Extracted data entries:
--- Begin ---

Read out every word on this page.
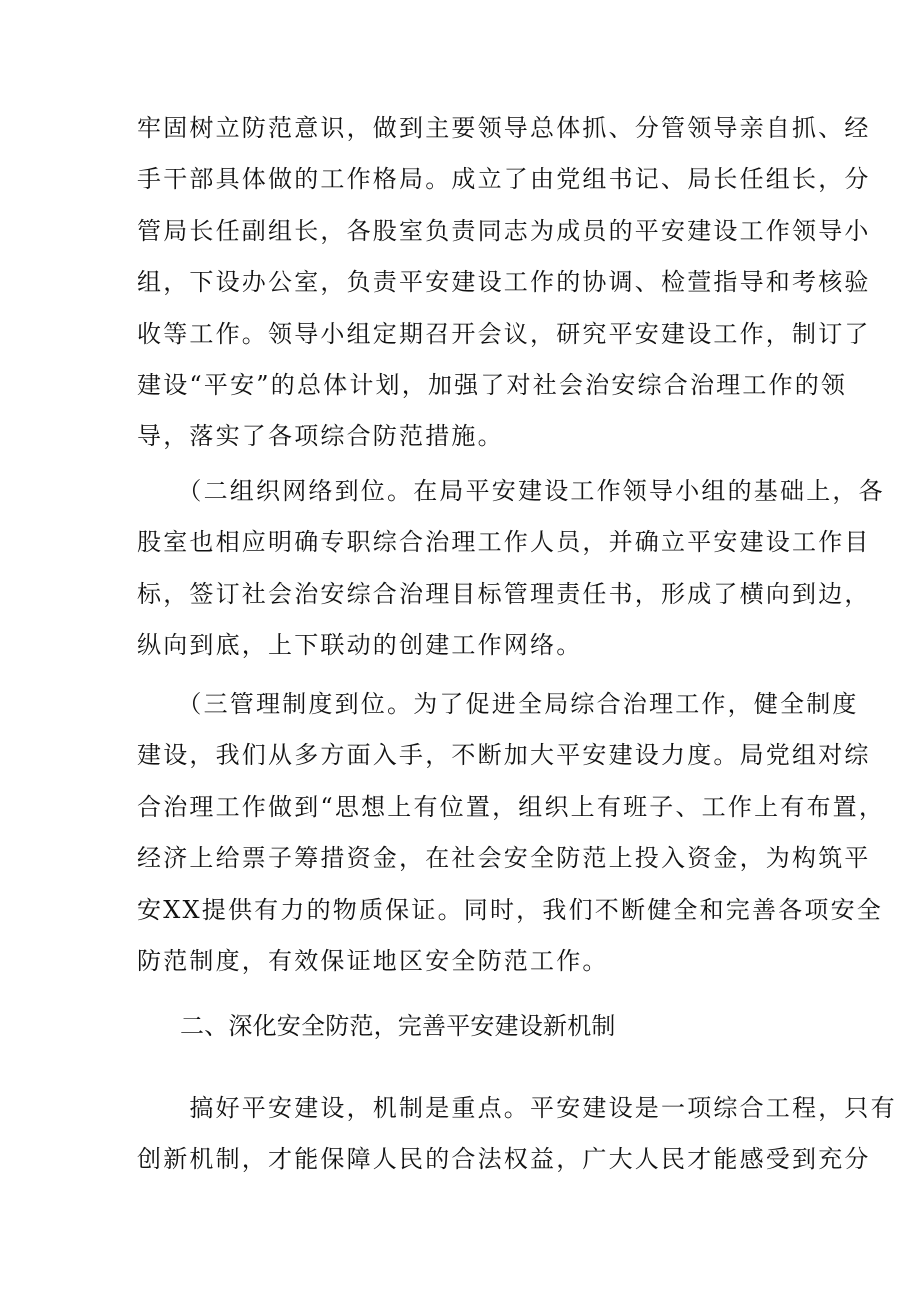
牢固树立防范意识，做到主要领导总体抓、分管领导亲自抓、经
手干部具体做的工作格局。成立了由党组书记、局长任组长，分
管局长任副组长，各股室负责同志为成员的平安建设工作领导小
组，下设办公室，负责平安建设工作的协调、检萱指导和考核验
收等工作。领导小组定期召开会议，研究平安建设工作，制订了
建设“平安”的总体计划，加强了对社会治安综合治理工作的领
导，落实了各项综合防范措施。
　　（二组织网络到位。在局平安建设工作领导小组的基础上，各
股室也相应明确专职综合治理工作人员，并确立平安建设工作目
标，签订社会治安综合治理目标管理责任书，形成了横向到边，
纵向到底，上下联动的创建工作网络。
　　（三管理制度到位。为了促进全局综合治理工作，健全制度
建设，我们从多方面入手，不断加大平安建设力度。局党组对综
合治理工作做到“思想上有位置，组织上有班子、工作上有布置，
经济上给票子筹措资金，在社会安全防范上投入资金，为构筑平
安XX提供有力的物质保证。同时，我们不断健全和完善各项安全
防范制度，有效保证地区安全防范工作。
二、深化安全防范，完善平安建设新机制
　　搞好平安建设，机制是重点。平安建设是一项综合工程，只有
创新机制，才能保障人民的合法权益，广大人民才能感受到充分
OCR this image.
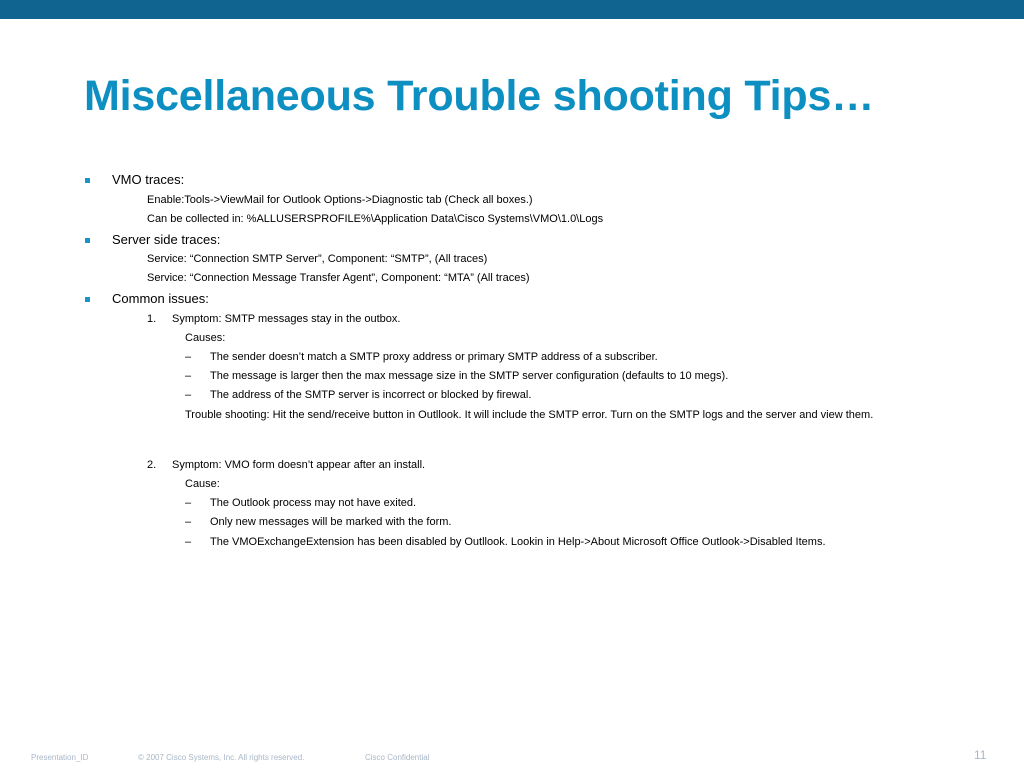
Miscellaneous Trouble shooting Tips…
VMO traces:
Enable:Tools->ViewMail for Outlook Options->Diagnostic tab (Check all boxes.)
Can be collected in: %ALLUSERSPROFILE%\Application Data\Cisco Systems\VMO\1.0\Logs
Server side traces:
Service: “Connection SMTP Server”, Component: “SMTP”, (All traces)
Service: “Connection Message Transfer Agent”, Component: “MTA” (All traces)
Common issues:
1. Symptom: SMTP messages stay in the outbox.
Causes:
– The sender doesn’t match a SMTP proxy address or primary SMTP address of a subscriber.
– The message is larger then the max message size in the SMTP server configuration (defaults to 10 megs).
– The address of the SMTP server is incorrect or blocked by firewal.
Trouble shooting: Hit the send/receive button in Outllook. It will include the SMTP error. Turn on the SMTP logs and the server and view them.
2. Symptom: VMO form doesn’t appear after an install.
Cause:
– The Outlook process may not have exited.
– Only new messages will be marked with the form.
– The VMOExchangeExtension has been disabled by Outllook. Lookin in Help->About Microsoft Office Outlook->Disabled Items.
Presentation_ID	© 2007 Cisco Systems, Inc. All rights reserved.	Cisco Confidential	11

--- End ---

#### Problem description
Without the images, write out each line of the data verbatim.

#### Task output
Read out every word on this page.
牢固树立防范意识，做到主要领导总体抓、分管领导亲自抓、经
手干部具体做的工作格局。成立了由党组书记、局长任组长，分
管局长任副组长，各股室负责同志为成员的平安建设工作领导小
组，下设办公室，负责平安建设工作的协调、检萱指导和考核验
收等工作。领导小组定期召开会议，研究平安建设工作，制订了
建设“平安”的总体计划，加强了对社会治安综合治理工作的领
导，落实了各项综合防范措施。
　　（二组织网络到位。在局平安建设工作领导小组的基础上，各
股室也相应明确专职综合治理工作人员，并确立平安建设工作目
标，签订社会治安综合治理目标管理责任书，形成了横向到边，
纵向到底，上下联动的创建工作网络。
　　（三管理制度到位。为了促进全局综合治理工作，健全制度
建设，我们从多方面入手，不断加大平安建设力度。局党组对综
合治理工作做到“思想上有位置，组织上有班子、工作上有布置，
经济上给票子筹措资金，在社会安全防范上投入资金，为构筑平
安XX提供有力的物质保证。同时，我们不断健全和完善各项安全
防范制度，有效保证地区安全防范工作。
二、深化安全防范，完善平安建设新机制
　　搞好平安建设，机制是重点。平安建设是一项综合工程，只有
创新机制，才能保障人民的合法权益，广大人民才能感受到充分
OCR this image.
Miscellaneous Trouble shooting Tips…
VMO traces:
Enable:Tools->ViewMail for Outlook Options->Diagnostic tab (Check all boxes.)
Can be collected in: %ALLUSERSPROFILE%\Application Data\Cisco Systems\VMO\1.0\Logs
Server side traces:
Service: “Connection SMTP Server”, Component: “SMTP”, (All traces)
Service: “Connection Message Transfer Agent”, Component: “MTA” (All traces)
Common issues:
1. Symptom: SMTP messages stay in the outbox.
Causes:
– The sender doesn’t match a SMTP proxy address or primary SMTP address of a subscriber.
– The message is larger then the max message size in the SMTP server configuration (defaults to 10 megs).
– The address of the SMTP server is incorrect or blocked by firewal.
Trouble shooting: Hit the send/receive button in Outllook. It will include the SMTP error. Turn on the SMTP logs and the server and view them.
2. Symptom: VMO form doesn’t appear after an install.
Cause:
– The Outlook process may not have exited.
– Only new messages will be marked with the form.
– The VMOExchangeExtension has been disabled by Outllook. Lookin in Help->About Microsoft Office Outlook->Disabled Items.
Presentation_ID	© 2007 Cisco Systems, Inc. All rights reserved.	Cisco Confidential	11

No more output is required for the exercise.